* _What this task involves_: Pictures do not belong in the copy; restate the records below word for word.

Dataset excerpts
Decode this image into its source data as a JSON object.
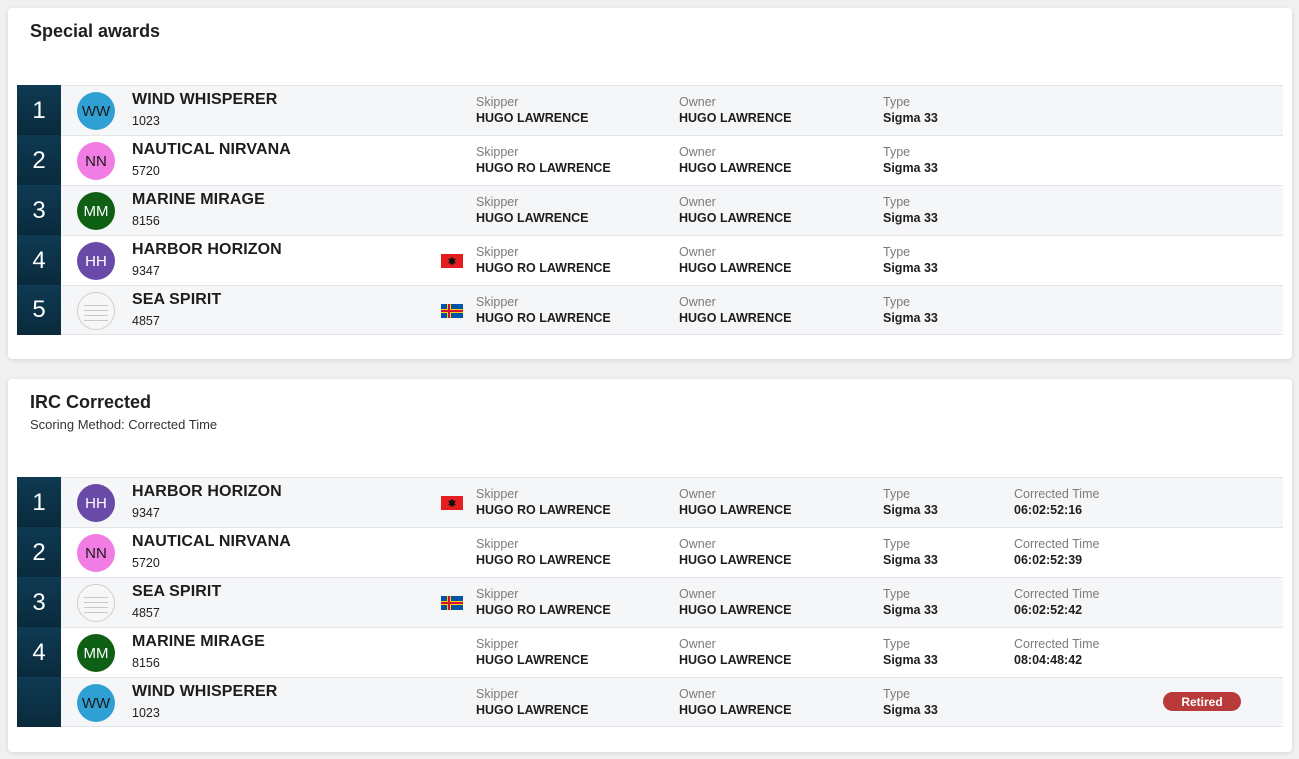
{
  "sections": [
    {
      "title": "Special awards",
      "subtitle": "",
      "rows": [
        {
          "position": "1",
          "initials": "WW",
          "avatar_color": "#2fa0d4",
          "avatar_text_color": "#1a1a1a",
          "name": "WIND WHISPERER",
          "sail": "1023",
          "flag": "",
          "skipper_label": "Skipper",
          "skipper": "HUGO LAWRENCE",
          "owner_label": "Owner",
          "owner": "HUGO LAWRENCE",
          "type_label": "Type",
          "type": "Sigma 33",
          "corrected_label": "",
          "corrected": "",
          "status": ""
        },
        {
          "position": "2",
          "initials": "NN",
          "avatar_color": "#f07ce4",
          "avatar_text_color": "#1a1a1a",
          "name": "NAUTICAL NIRVANA",
          "sail": "5720",
          "flag": "",
          "skipper_label": "Skipper",
          "skipper": "HUGO RO LAWRENCE",
          "owner_label": "Owner",
          "owner": "HUGO LAWRENCE",
          "type_label": "Type",
          "type": "Sigma 33",
          "corrected_label": "",
          "corrected": "",
          "status": ""
        },
        {
          "position": "3",
          "initials": "MM",
          "avatar_color": "#0f5f14",
          "avatar_text_color": "#ffffff",
          "name": "MARINE MIRAGE",
          "sail": "8156",
          "flag": "",
          "skipper_label": "Skipper",
          "skipper": "HUGO LAWRENCE",
          "owner_label": "Owner",
          "owner": "HUGO LAWRENCE",
          "type_label": "Type",
          "type": "Sigma 33",
          "corrected_label": "",
          "corrected": "",
          "status": ""
        },
        {
          "position": "4",
          "initials": "HH",
          "avatar_color": "#6a4aa8",
          "avatar_text_color": "#ffffff",
          "name": "HARBOR HORIZON",
          "sail": "9347",
          "flag": "albania-flag",
          "skipper_label": "Skipper",
          "skipper": "HUGO RO LAWRENCE",
          "owner_label": "Owner",
          "owner": "HUGO LAWRENCE",
          "type_label": "Type",
          "type": "Sigma 33",
          "corrected_label": "",
          "corrected": "",
          "status": ""
        },
        {
          "position": "5",
          "initials": "",
          "avatar_color": "logo",
          "avatar_text_color": "#1a1a1a",
          "name": "SEA SPIRIT",
          "sail": "4857",
          "flag": "aland-flag",
          "skipper_label": "Skipper",
          "skipper": "HUGO RO LAWRENCE",
          "owner_label": "Owner",
          "owner": "HUGO LAWRENCE",
          "type_label": "Type",
          "type": "Sigma 33",
          "corrected_label": "",
          "corrected": "",
          "status": ""
        }
      ]
    },
    {
      "title": "IRC Corrected",
      "subtitle": "Scoring Method: Corrected Time",
      "rows": [
        {
          "position": "1",
          "initials": "HH",
          "avatar_color": "#6a4aa8",
          "avatar_text_color": "#ffffff",
          "name": "HARBOR HORIZON",
          "sail": "9347",
          "flag": "albania-flag",
          "skipper_label": "Skipper",
          "skipper": "HUGO RO LAWRENCE",
          "owner_label": "Owner",
          "owner": "HUGO LAWRENCE",
          "type_label": "Type",
          "type": "Sigma 33",
          "corrected_label": "Corrected Time",
          "corrected": "06:02:52:16",
          "status": ""
        },
        {
          "position": "2",
          "initials": "NN",
          "avatar_color": "#f07ce4",
          "avatar_text_color": "#1a1a1a",
          "name": "NAUTICAL NIRVANA",
          "sail": "5720",
          "flag": "",
          "skipper_label": "Skipper",
          "skipper": "HUGO RO LAWRENCE",
          "owner_label": "Owner",
          "owner": "HUGO LAWRENCE",
          "type_label": "Type",
          "type": "Sigma 33",
          "corrected_label": "Corrected Time",
          "corrected": "06:02:52:39",
          "status": ""
        },
        {
          "position": "3",
          "initials": "",
          "avatar_color": "logo",
          "avatar_text_color": "#1a1a1a",
          "name": "SEA SPIRIT",
          "sail": "4857",
          "flag": "aland-flag",
          "skipper_label": "Skipper",
          "skipper": "HUGO RO LAWRENCE",
          "owner_label": "Owner",
          "owner": "HUGO LAWRENCE",
          "type_label": "Type",
          "type": "Sigma 33",
          "corrected_label": "Corrected Time",
          "corrected": "06:02:52:42",
          "status": ""
        },
        {
          "position": "4",
          "initials": "MM",
          "avatar_color": "#0f5f14",
          "avatar_text_color": "#ffffff",
          "name": "MARINE MIRAGE",
          "sail": "8156",
          "flag": "",
          "skipper_label": "Skipper",
          "skipper": "HUGO LAWRENCE",
          "owner_label": "Owner",
          "owner": "HUGO LAWRENCE",
          "type_label": "Type",
          "type": "Sigma 33",
          "corrected_label": "Corrected Time",
          "corrected": "08:04:48:42",
          "status": ""
        },
        {
          "position": "",
          "initials": "WW",
          "avatar_color": "#2fa0d4",
          "avatar_text_color": "#1a1a1a",
          "name": "WIND WHISPERER",
          "sail": "1023",
          "flag": "",
          "skipper_label": "Skipper",
          "skipper": "HUGO LAWRENCE",
          "owner_label": "Owner",
          "owner": "HUGO LAWRENCE",
          "type_label": "Type",
          "type": "Sigma 33",
          "corrected_label": "",
          "corrected": "",
          "status": "Retired"
        }
      ]
    }
  ],
  "colors": {
    "position_bg": "#0c3248",
    "retired_badge": "#b83a3a",
    "albania_red": "#e41e20",
    "aland_blue": "#0053a5",
    "aland_yellow": "#ffce00",
    "aland_red": "#d21034"
  }
}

* _Result of this task_:
Decode this image into its source data as a JSON object.
{
  "sections": [
    {
      "title": "Special awards",
      "subtitle": "",
      "rows": [
        {
          "position": "1",
          "initials": "WW",
          "avatar_color": "#2fa0d4",
          "avatar_text_color": "#1a1a1a",
          "name": "WIND WHISPERER",
          "sail": "1023",
          "flag": "",
          "skipper_label": "Skipper",
          "skipper": "HUGO LAWRENCE",
          "owner_label": "Owner",
          "owner": "HUGO LAWRENCE",
          "type_label": "Type",
          "type": "Sigma 33",
          "corrected_label": "",
          "corrected": "",
          "status": ""
        },
        {
          "position": "2",
          "initials": "NN",
          "avatar_color": "#f07ce4",
          "avatar_text_color": "#1a1a1a",
          "name": "NAUTICAL NIRVANA",
          "sail": "5720",
          "flag": "",
          "skipper_label": "Skipper",
          "skipper": "HUGO RO LAWRENCE",
          "owner_label": "Owner",
          "owner": "HUGO LAWRENCE",
          "type_label": "Type",
          "type": "Sigma 33",
          "corrected_label": "",
          "corrected": "",
          "status": ""
        },
        {
          "position": "3",
          "initials": "MM",
          "avatar_color": "#0f5f14",
          "avatar_text_color": "#ffffff",
          "name": "MARINE MIRAGE",
          "sail": "8156",
          "flag": "",
          "skipper_label": "Skipper",
          "skipper": "HUGO LAWRENCE",
          "owner_label": "Owner",
          "owner": "HUGO LAWRENCE",
          "type_label": "Type",
          "type": "Sigma 33",
          "corrected_label": "",
          "corrected": "",
          "status": ""
        },
        {
          "position": "4",
          "initials": "HH",
          "avatar_color": "#6a4aa8",
          "avatar_text_color": "#ffffff",
          "name": "HARBOR HORIZON",
          "sail": "9347",
          "flag": "albania-flag",
          "skipper_label": "Skipper",
          "skipper": "HUGO RO LAWRENCE",
          "owner_label": "Owner",
          "owner": "HUGO LAWRENCE",
          "type_label": "Type",
          "type": "Sigma 33",
          "corrected_label": "",
          "corrected": "",
          "status": ""
        },
        {
          "position": "5",
          "initials": "",
          "avatar_color": "logo",
          "avatar_text_color": "#1a1a1a",
          "name": "SEA SPIRIT",
          "sail": "4857",
          "flag": "aland-flag",
          "skipper_label": "Skipper",
          "skipper": "HUGO RO LAWRENCE",
          "owner_label": "Owner",
          "owner": "HUGO LAWRENCE",
          "type_label": "Type",
          "type": "Sigma 33",
          "corrected_label": "",
          "corrected": "",
          "status": ""
        }
      ]
    },
    {
      "title": "IRC Corrected",
      "subtitle": "Scoring Method: Corrected Time",
      "rows": [
        {
          "position": "1",
          "initials": "HH",
          "avatar_color": "#6a4aa8",
          "avatar_text_color": "#ffffff",
          "name": "HARBOR HORIZON",
          "sail": "9347",
          "flag": "albania-flag",
          "skipper_label": "Skipper",
          "skipper": "HUGO RO LAWRENCE",
          "owner_label": "Owner",
          "owner": "HUGO LAWRENCE",
          "type_label": "Type",
          "type": "Sigma 33",
          "corrected_label": "Corrected Time",
          "corrected": "06:02:52:16",
          "status": ""
        },
        {
          "position": "2",
          "initials": "NN",
          "avatar_color": "#f07ce4",
          "avatar_text_color": "#1a1a1a",
          "name": "NAUTICAL NIRVANA",
          "sail": "5720",
          "flag": "",
          "skipper_label": "Skipper",
          "skipper": "HUGO RO LAWRENCE",
          "owner_label": "Owner",
          "owner": "HUGO LAWRENCE",
          "type_label": "Type",
          "type": "Sigma 33",
          "corrected_label": "Corrected Time",
          "corrected": "06:02:52:39",
          "status": ""
        },
        {
          "position": "3",
          "initials": "",
          "avatar_color": "logo",
          "avatar_text_color": "#1a1a1a",
          "name": "SEA SPIRIT",
          "sail": "4857",
          "flag": "aland-flag",
          "skipper_label": "Skipper",
          "skipper": "HUGO RO LAWRENCE",
          "owner_label": "Owner",
          "owner": "HUGO LAWRENCE",
          "type_label": "Type",
          "type": "Sigma 33",
          "corrected_label": "Corrected Time",
          "corrected": "06:02:52:42",
          "status": ""
        },
        {
          "position": "4",
          "initials": "MM",
          "avatar_color": "#0f5f14",
          "avatar_text_color": "#ffffff",
          "name": "MARINE MIRAGE",
          "sail": "8156",
          "flag": "",
          "skipper_label": "Skipper",
          "skipper": "HUGO LAWRENCE",
          "owner_label": "Owner",
          "owner": "HUGO LAWRENCE",
          "type_label": "Type",
          "type": "Sigma 33",
          "corrected_label": "Corrected Time",
          "corrected": "08:04:48:42",
          "status": ""
        },
        {
          "position": "",
          "initials": "WW",
          "avatar_color": "#2fa0d4",
          "avatar_text_color": "#1a1a1a",
          "name": "WIND WHISPERER",
          "sail": "1023",
          "flag": "",
          "skipper_label": "Skipper",
          "skipper": "HUGO LAWRENCE",
          "owner_label": "Owner",
          "owner": "HUGO LAWRENCE",
          "type_label": "Type",
          "type": "Sigma 33",
          "corrected_label": "",
          "corrected": "",
          "status": "Retired"
        }
      ]
    }
  ],
  "colors": {
    "position_bg": "#0c3248",
    "retired_badge": "#b83a3a",
    "albania_red": "#e41e20",
    "aland_blue": "#0053a5",
    "aland_yellow": "#ffce00",
    "aland_red": "#d21034"
  }
}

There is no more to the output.